◆ ABOUT THIS TASK
Continue the Code Indexer documentation excerpt, picking up after its last sentence about chunk overlap.

◆ DOCUMENT EXCERPT
⁂

64-dim projection: Optimal balance (tested 32, 64, 128, 256 dimensions)
4-level depth: Enables 64^4 = 16.8M unique paths (sufficient for large codebases)
2-bit quantization: Further reduces from 64 to 4 levels per dimension

Storage Trade-offs:

JSON vs Binary: JSON chosen for git-trackability and debuggability (3-5x size acceptable)
Individual files: Enable incremental updates and git change tracking
Binary exceptions: ID index and HNSW use binary for performance-critical components

Parallel Processing Architecture

Code Indexer uses slot-based parallel file processing for efficient throughput:

Architecture:

Dual thread pool design - Frontend file processing (threadcount+2 workers) feeds backend vectorization (threadcount workers)
File-level parallelism - Multiple files processed concurrently with dedicated slot allocation
Slot-based allocation - Fixed-size display array (threadcount+2 slots) with natural worker slot reuse
Real-time progress - Individual file status visible during processing (starting → chunking → vectorizing → finalizing → complete)

Thread Configuration:

VoyageAI default: 8 vectorization threads → 10 file processing workers (8+2)
Ollama default: 1 vectorization thread → 3 file processing workers (1+2)
Frontend thread pool: threadcount+2 workers handle file reading, chunking, and coordination
Backend thread pool: threadcount workers handle vector embedding calculations
Pipeline design: Frontend stays ahead of backend, ensuring continuous vector thread utilization

Model-Aware Chunking Strategy

Code Indexer uses a model-aware fixed-size chunking approach optimized for different embedding models:

How it works:

Model-optimized chunk sizes: Automatically selects optimal chunk size based on embedding model capabilities
Consistent overlap: 15% overlap between adjacent chunks (across all models)

⁂

◆ RECORDS SHOWN
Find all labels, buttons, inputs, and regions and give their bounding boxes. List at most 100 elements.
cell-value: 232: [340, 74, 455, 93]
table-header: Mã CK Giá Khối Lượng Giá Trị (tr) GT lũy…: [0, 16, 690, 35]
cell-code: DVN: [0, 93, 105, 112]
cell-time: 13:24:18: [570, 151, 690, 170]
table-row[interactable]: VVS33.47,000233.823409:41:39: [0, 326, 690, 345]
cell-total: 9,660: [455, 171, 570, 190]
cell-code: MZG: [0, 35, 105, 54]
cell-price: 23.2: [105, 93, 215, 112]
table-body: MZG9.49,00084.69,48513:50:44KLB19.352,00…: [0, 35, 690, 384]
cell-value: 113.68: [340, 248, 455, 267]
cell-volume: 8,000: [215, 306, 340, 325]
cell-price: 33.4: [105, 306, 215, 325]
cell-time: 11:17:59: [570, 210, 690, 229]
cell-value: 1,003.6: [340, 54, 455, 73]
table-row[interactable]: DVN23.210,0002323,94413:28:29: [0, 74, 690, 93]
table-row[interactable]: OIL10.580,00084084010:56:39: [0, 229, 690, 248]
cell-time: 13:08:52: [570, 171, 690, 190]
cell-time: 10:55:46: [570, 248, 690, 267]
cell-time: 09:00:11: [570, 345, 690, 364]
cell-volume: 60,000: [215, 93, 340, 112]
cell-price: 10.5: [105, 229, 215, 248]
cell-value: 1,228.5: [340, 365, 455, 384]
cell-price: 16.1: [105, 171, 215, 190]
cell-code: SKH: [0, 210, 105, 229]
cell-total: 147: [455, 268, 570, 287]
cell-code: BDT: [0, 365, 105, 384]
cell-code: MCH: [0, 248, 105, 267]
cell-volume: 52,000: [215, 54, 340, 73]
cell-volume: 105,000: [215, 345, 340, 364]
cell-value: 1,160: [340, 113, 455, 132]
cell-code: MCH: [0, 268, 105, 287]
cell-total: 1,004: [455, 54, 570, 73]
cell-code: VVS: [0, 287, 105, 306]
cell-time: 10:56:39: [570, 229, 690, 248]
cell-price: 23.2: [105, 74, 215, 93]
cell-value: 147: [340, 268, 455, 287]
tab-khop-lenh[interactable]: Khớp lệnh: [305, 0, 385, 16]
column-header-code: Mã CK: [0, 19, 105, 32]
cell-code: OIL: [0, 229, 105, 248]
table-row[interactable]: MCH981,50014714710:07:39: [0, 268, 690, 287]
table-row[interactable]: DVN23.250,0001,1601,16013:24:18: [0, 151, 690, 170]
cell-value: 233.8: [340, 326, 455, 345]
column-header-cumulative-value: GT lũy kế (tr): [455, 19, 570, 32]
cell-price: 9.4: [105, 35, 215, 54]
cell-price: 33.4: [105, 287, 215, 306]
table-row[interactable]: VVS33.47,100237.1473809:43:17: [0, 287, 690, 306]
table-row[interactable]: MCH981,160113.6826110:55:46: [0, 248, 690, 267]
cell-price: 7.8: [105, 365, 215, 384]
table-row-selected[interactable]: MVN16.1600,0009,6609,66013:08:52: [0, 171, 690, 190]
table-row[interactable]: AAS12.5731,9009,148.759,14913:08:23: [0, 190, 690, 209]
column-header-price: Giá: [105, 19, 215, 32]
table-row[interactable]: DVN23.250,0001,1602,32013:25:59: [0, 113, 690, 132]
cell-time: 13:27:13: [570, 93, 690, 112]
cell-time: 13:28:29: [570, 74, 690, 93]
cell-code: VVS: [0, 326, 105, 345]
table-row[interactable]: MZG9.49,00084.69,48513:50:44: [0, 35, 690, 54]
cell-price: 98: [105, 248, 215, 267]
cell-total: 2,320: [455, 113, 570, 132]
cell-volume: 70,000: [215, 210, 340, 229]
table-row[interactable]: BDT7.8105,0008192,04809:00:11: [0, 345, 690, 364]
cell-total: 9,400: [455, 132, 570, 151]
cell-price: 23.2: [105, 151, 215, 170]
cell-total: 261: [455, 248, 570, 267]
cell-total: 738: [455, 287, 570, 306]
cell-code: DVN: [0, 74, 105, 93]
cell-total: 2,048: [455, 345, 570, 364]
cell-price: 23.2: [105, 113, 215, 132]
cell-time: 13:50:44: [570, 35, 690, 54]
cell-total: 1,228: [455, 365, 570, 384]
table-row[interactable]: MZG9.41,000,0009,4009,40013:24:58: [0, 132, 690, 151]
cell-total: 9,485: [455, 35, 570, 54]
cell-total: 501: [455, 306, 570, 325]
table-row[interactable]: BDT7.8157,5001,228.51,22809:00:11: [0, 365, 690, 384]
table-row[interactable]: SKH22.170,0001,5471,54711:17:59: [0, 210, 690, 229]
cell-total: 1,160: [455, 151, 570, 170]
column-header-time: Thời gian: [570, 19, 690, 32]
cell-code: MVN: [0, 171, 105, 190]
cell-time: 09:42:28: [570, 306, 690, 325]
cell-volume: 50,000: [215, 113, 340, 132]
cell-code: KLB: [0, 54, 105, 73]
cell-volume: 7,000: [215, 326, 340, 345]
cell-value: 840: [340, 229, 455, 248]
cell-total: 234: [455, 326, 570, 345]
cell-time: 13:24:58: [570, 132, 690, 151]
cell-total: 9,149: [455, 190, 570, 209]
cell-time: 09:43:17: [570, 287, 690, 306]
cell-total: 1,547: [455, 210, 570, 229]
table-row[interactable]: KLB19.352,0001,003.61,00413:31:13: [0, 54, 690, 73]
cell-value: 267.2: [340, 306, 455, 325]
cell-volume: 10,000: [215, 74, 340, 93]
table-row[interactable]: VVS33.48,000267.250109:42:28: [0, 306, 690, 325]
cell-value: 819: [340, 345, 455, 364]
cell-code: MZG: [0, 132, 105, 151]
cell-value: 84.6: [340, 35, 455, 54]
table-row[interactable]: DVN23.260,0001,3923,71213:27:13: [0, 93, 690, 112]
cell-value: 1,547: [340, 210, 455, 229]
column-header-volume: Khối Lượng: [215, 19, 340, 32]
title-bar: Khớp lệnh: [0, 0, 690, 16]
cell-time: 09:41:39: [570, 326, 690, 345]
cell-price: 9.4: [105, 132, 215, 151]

⁂

◆ ANSWER TO THIS EXERCISE
Simple arithmetic: Next chunk starts at (chunk_size - overlap_size) from current start position
Token optimization: Uses larger chunk sizes for models with higher token capacity

Model-Specific Chunk Sizes:

voyage-code-3: 4,096 characters (leverages 32K token capacity)
voyage-code-2: 4,096 characters (leverages 16K token capacity)
voyage-large-2: 4,096 characters (leverages large context capacity)
nomic-embed-text: 2,048 characters (512 tokens - Ollama limitation)
Unknown models: 1,000 characters (conservative fallback)

Example chunking (voyage-code-3):

Chunk 1: characters 0-4095     (4096 chars)
Chunk 2: characters 3482-7577  (4096 chars, overlaps 614 chars with Chunk 1)
Chunk 3: characters 6964-11059 (4096 chars, overlaps 614 chars with Chunk 2)

Benefits:

Model optimization: Uses larger chunks for high-capacity models
Better context: More complete code sections per chunk
Efficiency: Fewer total chunks reduce storage requirements
Model utilization: Takes advantage of each model's token capacity

Full-Text Search (FTS) Architecture

CIDX integrates Tantivy-based full-text search alongside semantic search.

Performance:

1.36x faster than grep on indexed codebases
Parallel execution in hybrid mode (both searches run simultaneously)
Real-time index updates in watch mode
Storage: .code-indexer/tantivy_index/

FTS Incremental Indexing (v7.2+):

FileFinder integration: 30-36x faster rebuild (6.3s vs 3+ minutes)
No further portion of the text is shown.